Source material
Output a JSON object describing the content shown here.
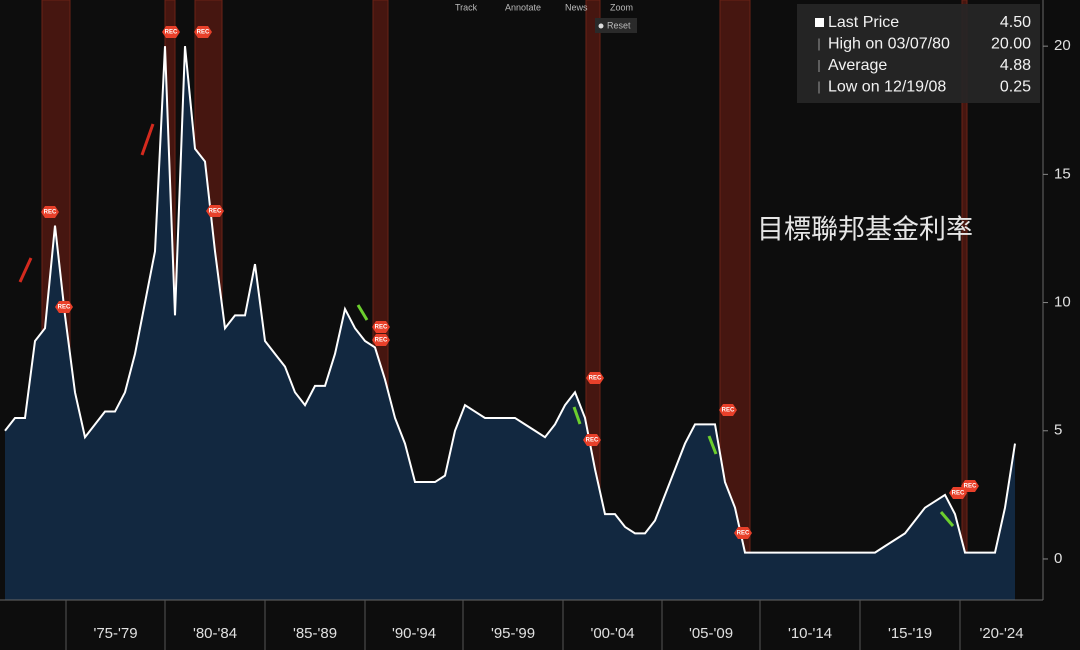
{
  "chart_data": {
    "type": "area",
    "title": "目標聯邦基金利率",
    "toolbar": [
      "Track",
      "Annotate",
      "News",
      "Zoom"
    ],
    "reset": "Reset",
    "rec_label": "REC",
    "values": [
      5,
      5.5,
      5.5,
      8.5,
      9,
      13,
      9.5,
      6.5,
      4.75,
      5.25,
      5.75,
      5.75,
      6.5,
      8,
      10,
      12,
      20,
      9.5,
      20,
      16,
      15.5,
      12,
      9,
      9.5,
      9.5,
      11.5,
      8.5,
      8,
      7.5,
      6.5,
      6,
      6.75,
      6.75,
      8,
      9.75,
      9,
      8.5,
      8.25,
      7,
      5.5,
      4.5,
      3,
      3,
      3,
      3.25,
      5,
      6,
      5.75,
      5.5,
      5.5,
      5.5,
      5.5,
      5.25,
      5,
      4.75,
      5.25,
      6,
      6.5,
      5.5,
      3.5,
      1.75,
      1.75,
      1.25,
      1,
      1,
      1.5,
      2.5,
      3.5,
      4.5,
      5.25,
      5.25,
      5.25,
      3,
      2,
      0.25,
      0.25,
      0.25,
      0.25,
      0.25,
      0.25,
      0.25,
      0.25,
      0.25,
      0.25,
      0.25,
      0.25,
      0.25,
      0.25,
      0.5,
      0.75,
      1,
      1.5,
      2,
      2.25,
      2.5,
      1.75,
      0.25,
      0.25,
      0.25,
      0.25,
      2,
      4.5
    ],
    "color": "#ffffff",
    "fill": "#122840",
    "ylim": [
      -1.6,
      21.8
    ],
    "yticks": [
      0,
      5,
      10,
      15,
      20
    ],
    "period_labels": [
      "'75-'79",
      "'80-'84",
      "'85-'89",
      "'90-'94",
      "'95-'99",
      "'00-'04",
      "'05-'09",
      "'10-'14",
      "'15-'19",
      "'20-'24"
    ],
    "legend": [
      {
        "label": "Last Price",
        "value": {
          "value": 4.5,
          "label": "4.50"
        }
      },
      {
        "label": "High on 03/07/80",
        "value": {
          "value": 20,
          "label": "20.00"
        }
      },
      {
        "label": "Average",
        "value": {
          "value": 4.88,
          "label": "4.88"
        }
      },
      {
        "label": "Low on 12/19/08",
        "value": {
          "value": 0.25,
          "label": "0.25"
        }
      }
    ]
  }
}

What you will do
Copy all of the entries verbatim, leaving out any pictures they contain.

Output of the exercise
Output a JSON object describing the content shown here.
{
  "chart_data": {
    "type": "area",
    "title": "目標聯邦基金利率",
    "toolbar": [
      "Track",
      "Annotate",
      "News",
      "Zoom"
    ],
    "reset": "Reset",
    "rec_label": "REC",
    "values": [
      5,
      5.5,
      5.5,
      8.5,
      9,
      13,
      9.5,
      6.5,
      4.75,
      5.25,
      5.75,
      5.75,
      6.5,
      8,
      10,
      12,
      20,
      9.5,
      20,
      16,
      15.5,
      12,
      9,
      9.5,
      9.5,
      11.5,
      8.5,
      8,
      7.5,
      6.5,
      6,
      6.75,
      6.75,
      8,
      9.75,
      9,
      8.5,
      8.25,
      7,
      5.5,
      4.5,
      3,
      3,
      3,
      3.25,
      5,
      6,
      5.75,
      5.5,
      5.5,
      5.5,
      5.5,
      5.25,
      5,
      4.75,
      5.25,
      6,
      6.5,
      5.5,
      3.5,
      1.75,
      1.75,
      1.25,
      1,
      1,
      1.5,
      2.5,
      3.5,
      4.5,
      5.25,
      5.25,
      5.25,
      3,
      2,
      0.25,
      0.25,
      0.25,
      0.25,
      0.25,
      0.25,
      0.25,
      0.25,
      0.25,
      0.25,
      0.25,
      0.25,
      0.25,
      0.25,
      0.5,
      0.75,
      1,
      1.5,
      2,
      2.25,
      2.5,
      1.75,
      0.25,
      0.25,
      0.25,
      0.25,
      2,
      4.5
    ],
    "color": "#ffffff",
    "fill": "#122840",
    "ylim": [
      -1.6,
      21.8
    ],
    "yticks": [
      0,
      5,
      10,
      15,
      20
    ],
    "period_labels": [
      "'75-'79",
      "'80-'84",
      "'85-'89",
      "'90-'94",
      "'95-'99",
      "'00-'04",
      "'05-'09",
      "'10-'14",
      "'15-'19",
      "'20-'24"
    ],
    "legend": [
      {
        "label": "Last Price",
        "value": {
          "value": 4.5,
          "label": "4.50"
        }
      },
      {
        "label": "High on 03/07/80",
        "value": {
          "value": 20,
          "label": "20.00"
        }
      },
      {
        "label": "Average",
        "value": {
          "value": 4.88,
          "label": "4.88"
        }
      },
      {
        "label": "Low on 12/19/08",
        "value": {
          "value": 0.25,
          "label": "0.25"
        }
      }
    ]
  }
}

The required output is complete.